Task details.
Print the records again, character for character.

Exercise inputs.
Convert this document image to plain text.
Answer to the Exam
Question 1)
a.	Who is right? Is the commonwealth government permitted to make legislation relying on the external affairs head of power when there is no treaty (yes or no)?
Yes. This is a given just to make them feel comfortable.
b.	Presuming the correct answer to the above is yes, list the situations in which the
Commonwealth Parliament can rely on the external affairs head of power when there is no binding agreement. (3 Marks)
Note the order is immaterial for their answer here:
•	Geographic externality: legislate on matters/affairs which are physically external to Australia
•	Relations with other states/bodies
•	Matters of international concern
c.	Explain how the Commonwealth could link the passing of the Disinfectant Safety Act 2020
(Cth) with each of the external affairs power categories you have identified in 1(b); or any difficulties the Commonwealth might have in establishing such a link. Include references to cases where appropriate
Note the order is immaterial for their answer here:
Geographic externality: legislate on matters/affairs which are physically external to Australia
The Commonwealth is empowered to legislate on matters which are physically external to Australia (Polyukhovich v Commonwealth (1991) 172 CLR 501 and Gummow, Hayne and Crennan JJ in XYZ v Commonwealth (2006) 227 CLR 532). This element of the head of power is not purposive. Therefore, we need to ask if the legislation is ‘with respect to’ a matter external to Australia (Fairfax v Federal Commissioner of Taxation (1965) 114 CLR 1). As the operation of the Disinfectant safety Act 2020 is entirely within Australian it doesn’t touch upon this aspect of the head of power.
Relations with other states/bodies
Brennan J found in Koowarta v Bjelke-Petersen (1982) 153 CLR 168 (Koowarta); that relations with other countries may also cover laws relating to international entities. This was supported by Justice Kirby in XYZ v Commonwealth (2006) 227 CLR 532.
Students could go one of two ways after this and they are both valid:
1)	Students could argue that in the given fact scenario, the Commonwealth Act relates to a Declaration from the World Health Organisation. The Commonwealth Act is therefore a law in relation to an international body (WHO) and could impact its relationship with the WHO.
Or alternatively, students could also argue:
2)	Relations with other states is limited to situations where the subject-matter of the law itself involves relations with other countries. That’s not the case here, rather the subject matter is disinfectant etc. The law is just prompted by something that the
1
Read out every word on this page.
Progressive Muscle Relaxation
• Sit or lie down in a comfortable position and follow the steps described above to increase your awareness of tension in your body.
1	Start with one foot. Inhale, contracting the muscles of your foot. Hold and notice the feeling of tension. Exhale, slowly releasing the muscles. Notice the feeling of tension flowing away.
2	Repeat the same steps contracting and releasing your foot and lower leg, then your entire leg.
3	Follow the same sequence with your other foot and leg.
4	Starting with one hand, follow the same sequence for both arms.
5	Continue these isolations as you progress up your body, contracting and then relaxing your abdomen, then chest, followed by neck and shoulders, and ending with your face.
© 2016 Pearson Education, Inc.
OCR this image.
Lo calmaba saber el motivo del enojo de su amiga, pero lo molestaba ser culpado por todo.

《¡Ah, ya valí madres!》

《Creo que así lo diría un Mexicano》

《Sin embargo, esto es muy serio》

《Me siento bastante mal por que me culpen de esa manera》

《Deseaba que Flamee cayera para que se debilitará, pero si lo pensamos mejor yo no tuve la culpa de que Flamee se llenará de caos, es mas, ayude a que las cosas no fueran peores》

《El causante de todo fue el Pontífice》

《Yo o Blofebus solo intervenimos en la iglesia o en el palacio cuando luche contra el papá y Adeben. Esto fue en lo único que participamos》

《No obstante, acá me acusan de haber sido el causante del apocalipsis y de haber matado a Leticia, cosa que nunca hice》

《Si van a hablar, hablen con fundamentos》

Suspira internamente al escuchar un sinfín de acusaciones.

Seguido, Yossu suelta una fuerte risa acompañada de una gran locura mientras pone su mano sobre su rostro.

Task response.
Convert this document image to plain text.
Answer to the Exam
Question 1)
a.	Who is right? Is the commonwealth government permitted to make legislation relying on the external affairs head of power when there is no treaty (yes or no)?
Yes. This is a given just to make them feel comfortable.
b.	Presuming the correct answer to the above is yes, list the situations in which the
Commonwealth Parliament can rely on the external affairs head of power when there is no binding agreement. (3 Marks)
Note the order is immaterial for their answer here:
•	Geographic externality: legislate on matters/affairs which are physically external to Australia
•	Relations with other states/bodies
•	Matters of international concern
c.	Explain how the Commonwealth could link the passing of the Disinfectant Safety Act 2020
(Cth) with each of the external affairs power categories you have identified in 1(b); or any difficulties the Commonwealth might have in establishing such a link. Include references to cases where appropriate
Note the order is immaterial for their answer here:
Geographic externality: legislate on matters/affairs which are physically external to Australia
The Commonwealth is empowered to legislate on matters which are physically external to Australia (Polyukhovich v Commonwealth (1991) 172 CLR 501 and Gummow, Hayne and Crennan JJ in XYZ v Commonwealth (2006) 227 CLR 532). This element of the head of power is not purposive. Therefore, we need to ask if the legislation is ‘with respect to’ a matter external to Australia (Fairfax v Federal Commissioner of Taxation (1965) 114 CLR 1). As the operation of the Disinfectant safety Act 2020 is entirely within Australian it doesn’t touch upon this aspect of the head of power.
Relations with other states/bodies
Brennan J found in Koowarta v Bjelke-Petersen (1982) 153 CLR 168 (Koowarta); that relations with other countries may also cover laws relating to international entities. This was supported by Justice Kirby in XYZ v Commonwealth (2006) 227 CLR 532.
Students could go one of two ways after this and they are both valid:
1)	Students could argue that in the given fact scenario, the Commonwealth Act relates to a Declaration from the World Health Organisation. The Commonwealth Act is therefore a law in relation to an international body (WHO) and could impact its relationship with the WHO.
Or alternatively, students could also argue:
2)	Relations with other states is limited to situations where the subject-matter of the law itself involves relations with other countries. That’s not the case here, rather the subject matter is disinfectant etc. The law is just prompted by something that the
1
Read out every word on this page.
Progressive Muscle Relaxation
• Sit or lie down in a comfortable position and follow the steps described above to increase your awareness of tension in your body.
1	Start with one foot. Inhale, contracting the muscles of your foot. Hold and notice the feeling of tension. Exhale, slowly releasing the muscles. Notice the feeling of tension flowing away.
2	Repeat the same steps contracting and releasing your foot and lower leg, then your entire leg.
3	Follow the same sequence with your other foot and leg.
4	Starting with one hand, follow the same sequence for both arms.
5	Continue these isolations as you progress up your body, contracting and then relaxing your abdomen, then chest, followed by neck and shoulders, and ending with your face.
© 2016 Pearson Education, Inc.
OCR this image.
Lo calmaba saber el motivo del enojo de su amiga, pero lo molestaba ser culpado por todo.

《¡Ah, ya valí madres!》

《Creo que así lo diría un Mexicano》

《Sin embargo, esto es muy serio》

《Me siento bastante mal por que me culpen de esa manera》

《Deseaba que Flamee cayera para que se debilitará, pero si lo pensamos mejor yo no tuve la culpa de que Flamee se llenará de caos, es mas, ayude a que las cosas no fueran peores》

《El causante de todo fue el Pontífice》

《Yo o Blofebus solo intervenimos en la iglesia o en el palacio cuando luche contra el papá y Adeben. Esto fue en lo único que participamos》

《No obstante, acá me acusan de haber sido el causante del apocalipsis y de haber matado a Leticia, cosa que nunca hice》

《Si van a hablar, hablen con fundamentos》

Suspira internamente al escuchar un sinfín de acusaciones.

Seguido, Yossu suelta una fuerte risa acompañada de una gran locura mientras pone su mano sobre su rostro.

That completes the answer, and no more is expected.